(Your objective):
Output every line of the entries below as a JSON list of strings, with one string per line and blank lines omitted.

Element boundary entries:
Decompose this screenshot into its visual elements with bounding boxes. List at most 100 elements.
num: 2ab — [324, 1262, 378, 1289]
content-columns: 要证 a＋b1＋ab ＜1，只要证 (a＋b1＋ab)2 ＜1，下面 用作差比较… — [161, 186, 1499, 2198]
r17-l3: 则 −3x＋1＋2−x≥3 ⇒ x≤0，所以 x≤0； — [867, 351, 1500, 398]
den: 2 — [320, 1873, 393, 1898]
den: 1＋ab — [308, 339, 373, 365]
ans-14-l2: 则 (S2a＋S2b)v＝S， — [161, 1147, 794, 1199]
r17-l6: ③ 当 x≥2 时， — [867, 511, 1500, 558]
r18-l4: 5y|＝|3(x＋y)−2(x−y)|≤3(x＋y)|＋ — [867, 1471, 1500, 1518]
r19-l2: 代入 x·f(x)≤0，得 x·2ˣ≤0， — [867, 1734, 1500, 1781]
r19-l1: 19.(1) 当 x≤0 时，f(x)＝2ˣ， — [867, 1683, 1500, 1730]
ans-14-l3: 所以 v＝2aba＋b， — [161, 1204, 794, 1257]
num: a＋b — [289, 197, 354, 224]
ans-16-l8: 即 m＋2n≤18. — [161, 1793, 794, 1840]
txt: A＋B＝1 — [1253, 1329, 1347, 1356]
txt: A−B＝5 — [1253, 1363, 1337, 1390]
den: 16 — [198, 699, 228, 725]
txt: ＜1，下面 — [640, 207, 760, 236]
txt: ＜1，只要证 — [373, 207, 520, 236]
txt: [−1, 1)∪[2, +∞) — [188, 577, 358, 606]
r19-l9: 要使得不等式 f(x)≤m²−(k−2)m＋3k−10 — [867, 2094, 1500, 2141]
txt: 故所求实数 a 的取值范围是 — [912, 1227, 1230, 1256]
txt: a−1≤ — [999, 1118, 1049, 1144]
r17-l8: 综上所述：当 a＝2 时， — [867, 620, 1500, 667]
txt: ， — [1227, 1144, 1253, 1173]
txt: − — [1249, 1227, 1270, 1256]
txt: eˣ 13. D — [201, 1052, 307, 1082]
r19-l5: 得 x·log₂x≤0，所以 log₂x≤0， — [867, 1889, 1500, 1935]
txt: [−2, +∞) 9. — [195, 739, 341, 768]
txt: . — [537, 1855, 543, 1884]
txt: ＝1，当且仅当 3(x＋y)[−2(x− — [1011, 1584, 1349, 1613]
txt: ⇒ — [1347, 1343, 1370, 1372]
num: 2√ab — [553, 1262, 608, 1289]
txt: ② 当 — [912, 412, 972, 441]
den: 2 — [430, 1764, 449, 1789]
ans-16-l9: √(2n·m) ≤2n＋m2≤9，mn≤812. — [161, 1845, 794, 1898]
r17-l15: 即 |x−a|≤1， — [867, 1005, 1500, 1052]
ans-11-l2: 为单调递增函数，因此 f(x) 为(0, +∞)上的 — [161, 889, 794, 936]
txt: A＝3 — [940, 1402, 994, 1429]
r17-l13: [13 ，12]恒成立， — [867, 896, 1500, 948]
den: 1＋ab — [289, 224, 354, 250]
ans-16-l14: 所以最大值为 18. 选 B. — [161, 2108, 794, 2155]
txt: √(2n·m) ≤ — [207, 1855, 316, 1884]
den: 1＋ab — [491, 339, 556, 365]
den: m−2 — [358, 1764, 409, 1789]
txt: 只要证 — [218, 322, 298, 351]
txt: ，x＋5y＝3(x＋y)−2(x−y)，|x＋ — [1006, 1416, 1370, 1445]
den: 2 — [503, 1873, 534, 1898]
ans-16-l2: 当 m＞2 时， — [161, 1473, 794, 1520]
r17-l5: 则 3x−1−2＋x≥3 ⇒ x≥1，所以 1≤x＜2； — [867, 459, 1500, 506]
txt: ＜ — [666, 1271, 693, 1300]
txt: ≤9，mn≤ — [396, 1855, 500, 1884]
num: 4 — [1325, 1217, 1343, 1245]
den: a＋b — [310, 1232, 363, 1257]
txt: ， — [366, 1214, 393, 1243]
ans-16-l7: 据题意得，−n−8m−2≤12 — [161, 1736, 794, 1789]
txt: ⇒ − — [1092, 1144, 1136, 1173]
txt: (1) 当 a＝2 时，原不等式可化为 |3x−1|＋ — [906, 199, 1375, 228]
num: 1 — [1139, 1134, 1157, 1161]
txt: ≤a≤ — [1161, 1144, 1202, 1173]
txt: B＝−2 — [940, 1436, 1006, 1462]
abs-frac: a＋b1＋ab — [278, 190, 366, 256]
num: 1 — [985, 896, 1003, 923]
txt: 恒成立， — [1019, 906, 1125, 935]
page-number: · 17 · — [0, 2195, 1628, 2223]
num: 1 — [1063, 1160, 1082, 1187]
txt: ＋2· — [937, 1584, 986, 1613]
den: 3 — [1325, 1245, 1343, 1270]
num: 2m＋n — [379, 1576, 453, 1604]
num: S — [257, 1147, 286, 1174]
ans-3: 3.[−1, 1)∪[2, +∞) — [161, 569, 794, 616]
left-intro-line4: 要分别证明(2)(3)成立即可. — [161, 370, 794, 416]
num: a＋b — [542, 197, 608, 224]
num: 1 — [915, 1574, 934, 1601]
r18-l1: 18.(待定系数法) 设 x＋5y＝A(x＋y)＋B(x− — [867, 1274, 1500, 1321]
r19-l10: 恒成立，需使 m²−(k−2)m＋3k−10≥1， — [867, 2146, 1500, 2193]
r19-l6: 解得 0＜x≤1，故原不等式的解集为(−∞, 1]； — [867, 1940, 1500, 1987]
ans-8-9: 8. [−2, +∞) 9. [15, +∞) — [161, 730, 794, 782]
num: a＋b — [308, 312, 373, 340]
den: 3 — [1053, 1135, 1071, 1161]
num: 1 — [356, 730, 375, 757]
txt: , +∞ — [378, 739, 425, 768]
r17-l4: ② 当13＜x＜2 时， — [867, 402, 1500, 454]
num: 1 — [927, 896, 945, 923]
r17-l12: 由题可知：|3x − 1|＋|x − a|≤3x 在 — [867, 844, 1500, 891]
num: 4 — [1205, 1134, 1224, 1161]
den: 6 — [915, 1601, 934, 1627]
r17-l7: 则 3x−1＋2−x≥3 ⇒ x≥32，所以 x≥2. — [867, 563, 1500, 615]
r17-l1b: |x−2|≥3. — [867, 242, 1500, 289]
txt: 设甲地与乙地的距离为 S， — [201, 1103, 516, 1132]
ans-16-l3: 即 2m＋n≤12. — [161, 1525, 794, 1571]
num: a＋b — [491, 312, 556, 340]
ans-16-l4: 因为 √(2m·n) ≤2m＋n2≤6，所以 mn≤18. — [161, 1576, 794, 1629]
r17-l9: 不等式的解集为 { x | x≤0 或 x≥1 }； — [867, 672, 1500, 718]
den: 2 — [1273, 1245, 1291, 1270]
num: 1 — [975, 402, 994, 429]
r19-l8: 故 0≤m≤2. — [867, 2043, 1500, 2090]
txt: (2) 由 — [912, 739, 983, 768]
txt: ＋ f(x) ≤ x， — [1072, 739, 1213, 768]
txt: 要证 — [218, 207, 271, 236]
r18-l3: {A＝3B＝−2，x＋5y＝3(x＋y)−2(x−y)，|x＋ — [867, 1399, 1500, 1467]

(Correct result):
[
  "Decompose this screenshot into its visual elements with bounding boxes. List at most 100 elements.",
  "num: 2ab — [324, 1262, 378, 1289]",
  "content-columns: 要证 a＋b1＋ab ＜1，只要证 (a＋b1＋ab)2 ＜1，下面 用作差比较… — [161, 186, 1499, 2198]",
  "r17-l3: 则 −3x＋1＋2−x≥3 ⇒ x≤0，所以 x≤0； — [867, 351, 1500, 398]",
  "den: 2 — [320, 1873, 393, 1898]",
  "den: 1＋ab — [308, 339, 373, 365]",
  "ans-14-l2: 则 (S2a＋S2b)v＝S， — [161, 1147, 794, 1199]",
  "r17-l6: ③ 当 x≥2 时， — [867, 511, 1500, 558]",
  "r18-l4: 5y|＝|3(x＋y)−2(x−y)|≤3(x＋y)|＋ — [867, 1471, 1500, 1518]",
  "r19-l2: 代入 x·f(x)≤0，得 x·2ˣ≤0， — [867, 1734, 1500, 1781]",
  "r19-l1: 19.(1) 当 x≤0 时，f(x)＝2ˣ， — [867, 1683, 1500, 1730]",
  "ans-14-l3: 所以 v＝2aba＋b， — [161, 1204, 794, 1257]",
  "num: a＋b — [289, 197, 354, 224]",
  "ans-16-l8: 即 m＋2n≤18. — [161, 1793, 794, 1840]",
  "txt: A＋B＝1 — [1253, 1329, 1347, 1356]",
  "txt: A−B＝5 — [1253, 1363, 1337, 1390]",
  "den: 16 — [198, 699, 228, 725]",
  "txt: ＜1，下面 — [640, 207, 760, 236]",
  "txt: ＜1，只要证 — [373, 207, 520, 236]",
  "txt: [−1, 1)∪[2, +∞) — [188, 577, 358, 606]",
  "r19-l9: 要使得不等式 f(x)≤m²−(k−2)m＋3k−10 — [867, 2094, 1500, 2141]",
  "txt: 故所求实数 a 的取值范围是 — [912, 1227, 1230, 1256]",
  "txt: a−1≤ — [999, 1118, 1049, 1144]",
  "r17-l8: 综上所述：当 a＝2 时， — [867, 620, 1500, 667]",
  "txt: ， — [1227, 1144, 1253, 1173]",
  "txt: − — [1249, 1227, 1270, 1256]",
  "txt: eˣ 13. D — [201, 1052, 307, 1082]",
  "r19-l5: 得 x·log₂x≤0，所以 log₂x≤0， — [867, 1889, 1500, 1935]",
  "txt: [−2, +∞) 9. — [195, 739, 341, 768]",
  "txt: . — [537, 1855, 543, 1884]",
  "txt: ＝1，当且仅当 3(x＋y)[−2(x− — [1011, 1584, 1349, 1613]",
  "txt: ⇒ — [1347, 1343, 1370, 1372]",
  "num: 2√ab — [553, 1262, 608, 1289]",
  "txt: ② 当 — [912, 412, 972, 441]",
  "den: 2 — [430, 1764, 449, 1789]",
  "ans-16-l9: √(2n·m) ≤2n＋m2≤9，mn≤812. — [161, 1845, 794, 1898]",
  "r17-l15: 即 |x−a|≤1， — [867, 1005, 1500, 1052]",
  "ans-11-l2: 为单调递增函数，因此 f(x) 为(0, +∞)上的 — [161, 889, 794, 936]",
  "txt: A＝3 — [940, 1402, 994, 1429]",
  "r17-l13: [13 ，12]恒成立， — [867, 896, 1500, 948]",
  "den: 1＋ab — [289, 224, 354, 250]",
  "ans-16-l14: 所以最大值为 18. 选 B. — [161, 2108, 794, 2155]",
  "txt: √(2n·m) ≤ — [207, 1855, 316, 1884]",
  "den: 1＋ab — [491, 339, 556, 365]",
  "den: m−2 — [358, 1764, 409, 1789]",
  "txt: 只要证 — [218, 322, 298, 351]",
  "txt: ，x＋5y＝3(x＋y)−2(x−y)，|x＋ — [1006, 1416, 1370, 1445]",
  "den: 2 — [503, 1873, 534, 1898]",
  "ans-16-l2: 当 m＞2 时， — [161, 1473, 794, 1520]",
  "r17-l5: 则 3x−1−2＋x≥3 ⇒ x≥1，所以 1≤x＜2； — [867, 459, 1500, 506]",
  "txt: ＜ — [666, 1271, 693, 1300]",
  "txt: ≤9，mn≤ — [396, 1855, 500, 1884]",
  "num: 4 — [1325, 1217, 1343, 1245]",
  "den: a＋b — [310, 1232, 363, 1257]",
  "txt: ， — [366, 1214, 393, 1243]",
  "ans-16-l7: 据题意得，−n−8m−2≤12 — [161, 1736, 794, 1789]",
  "txt: ⇒ − — [1092, 1144, 1136, 1173]",
  "txt: (1) 当 a＝2 时，原不等式可化为 |3x−1|＋ — [906, 199, 1375, 228]",
  "num: 1 — [1139, 1134, 1157, 1161]",
  "txt: ≤a≤ — [1161, 1144, 1202, 1173]",
  "txt: B＝−2 — [940, 1436, 1006, 1462]",
  "abs-frac: a＋b1＋ab — [278, 190, 366, 256]",
  "num: 1 — [985, 896, 1003, 923]",
  "txt: 恒成立， — [1019, 906, 1125, 935]",
  "page-number: · 17 · — [0, 2195, 1628, 2223]",
  "num: 1 — [1063, 1160, 1082, 1187]",
  "txt: ＋2· — [937, 1584, 986, 1613]",
  "den: 3 — [1325, 1245, 1343, 1270]",
  "num: 2m＋n — [379, 1576, 453, 1604]",
  "num: S — [257, 1147, 286, 1174]",
  "ans-3: 3.[−1, 1)∪[2, +∞) — [161, 569, 794, 616]",
  "left-intro-line4: 要分别证明(2)(3)成立即可. — [161, 370, 794, 416]",
  "num: a＋b — [542, 197, 608, 224]",
  "num: 1 — [915, 1574, 934, 1601]",
  "r18-l1: 18.(待定系数法) 设 x＋5y＝A(x＋y)＋B(x− — [867, 1274, 1500, 1321]",
  "r19-l10: 恒成立，需使 m²−(k−2)m＋3k−10≥1， — [867, 2146, 1500, 2193]",
  "r19-l6: 解得 0＜x≤1，故原不等式的解集为(−∞, 1]； — [867, 1940, 1500, 1987]",
  "ans-8-9: 8. [−2, +∞) 9. [15, +∞) — [161, 730, 794, 782]",
  "num: a＋b — [308, 312, 373, 340]",
  "den: 3 — [1053, 1135, 1071, 1161]",
  "num: 1 — [356, 730, 375, 757]",
  "txt: , +∞ — [378, 739, 425, 768]",
  "r17-l4: ② 当13＜x＜2 时， — [867, 402, 1500, 454]",
  "num: 1 — [927, 896, 945, 923]",
  "r17-l12: 由题可知：|3x − 1|＋|x − a|≤3x 在 — [867, 844, 1500, 891]",
  "num: 4 — [1205, 1134, 1224, 1161]",
  "den: 6 — [915, 1601, 934, 1627]",
  "r17-l7: 则 3x−1＋2−x≥3 ⇒ x≥32，所以 x≥2. — [867, 563, 1500, 615]",
  "r17-l1b: |x−2|≥3. — [867, 242, 1500, 289]",
  "txt: 设甲地与乙地的距离为 S， — [201, 1103, 516, 1132]",
  "ans-16-l3: 即 2m＋n≤12. — [161, 1525, 794, 1571]",
  "num: a＋b — [491, 312, 556, 340]",
  "ans-16-l4: 因为 √(2m·n) ≤2m＋n2≤6，所以 mn≤18. — [161, 1576, 794, 1629]",
  "r17-l9: 不等式的解集为 { x | x≤0 或 x≥1 }； — [867, 672, 1500, 718]",
  "den: 2 — [1273, 1245, 1291, 1270]",
  "num: 1 — [975, 402, 994, 429]",
  "r19-l8: 故 0≤m≤2. — [867, 2043, 1500, 2090]",
  "txt: (2) 由 — [912, 739, 983, 768]",
  "txt: ＋ f(x) ≤ x， — [1072, 739, 1213, 768]",
  "txt: 要证 — [218, 207, 271, 236]",
  "r18-l3: {A＝3B＝−2，x＋5y＝3(x＋y)−2(x−y)，|x＋ — [867, 1399, 1500, 1467]"
]